- Given request:
Using the listing below, report all lines holding the word "name".

+---+

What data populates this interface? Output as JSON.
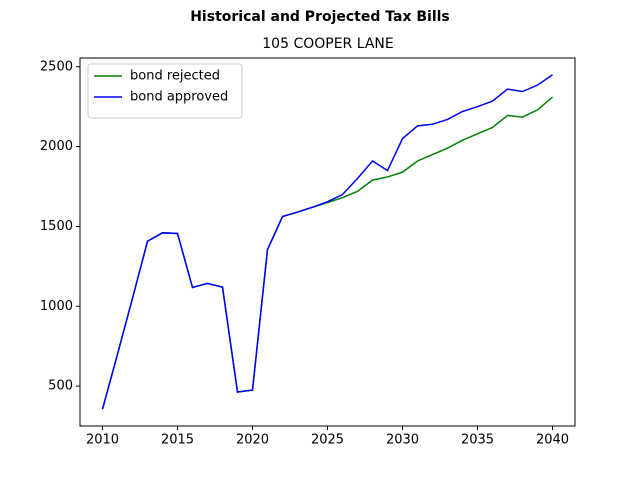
{
  "chart_data": {
    "type": "line",
    "title": "Historical and Projected Tax Bills",
    "subtitle": "105 COOPER LANE",
    "x": [
      2010,
      2011,
      2012,
      2013,
      2014,
      2015,
      2016,
      2017,
      2018,
      2019,
      2020,
      2021,
      2022,
      2023,
      2024,
      2025,
      2026,
      2027,
      2028,
      2029,
      2030,
      2031,
      2032,
      2033,
      2034,
      2035,
      2036,
      2037,
      2038,
      2039,
      2040
    ],
    "series": [
      {
        "name": "bond rejected",
        "color": "#008000",
        "values": [
          355,
          700,
          1050,
          1407,
          1460,
          1456,
          1118,
          1143,
          1120,
          463,
          475,
          1355,
          1562,
          1590,
          1620,
          1650,
          1680,
          1720,
          1790,
          1810,
          1840,
          1910,
          1950,
          1990,
          2040,
          2080,
          2120,
          2195,
          2185,
          2230,
          2310
        ]
      },
      {
        "name": "bond approved",
        "color": "#0000ff",
        "values": [
          355,
          700,
          1050,
          1407,
          1460,
          1456,
          1118,
          1143,
          1120,
          463,
          475,
          1355,
          1562,
          1590,
          1620,
          1655,
          1700,
          1800,
          1910,
          1850,
          2050,
          2130,
          2140,
          2170,
          2220,
          2250,
          2285,
          2360,
          2345,
          2385,
          2450
        ]
      }
    ],
    "xlim": [
      2008.5,
      2041.5
    ],
    "ylim": [
      250,
      2555
    ],
    "xticks": [
      2010,
      2015,
      2020,
      2025,
      2030,
      2035,
      2040
    ],
    "yticks": [
      500,
      1000,
      1500,
      2000,
      2500
    ],
    "legend": "upper left"
  }
}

+---+

- Result:
        "name": "bond rejected",
        "name": "bond approved",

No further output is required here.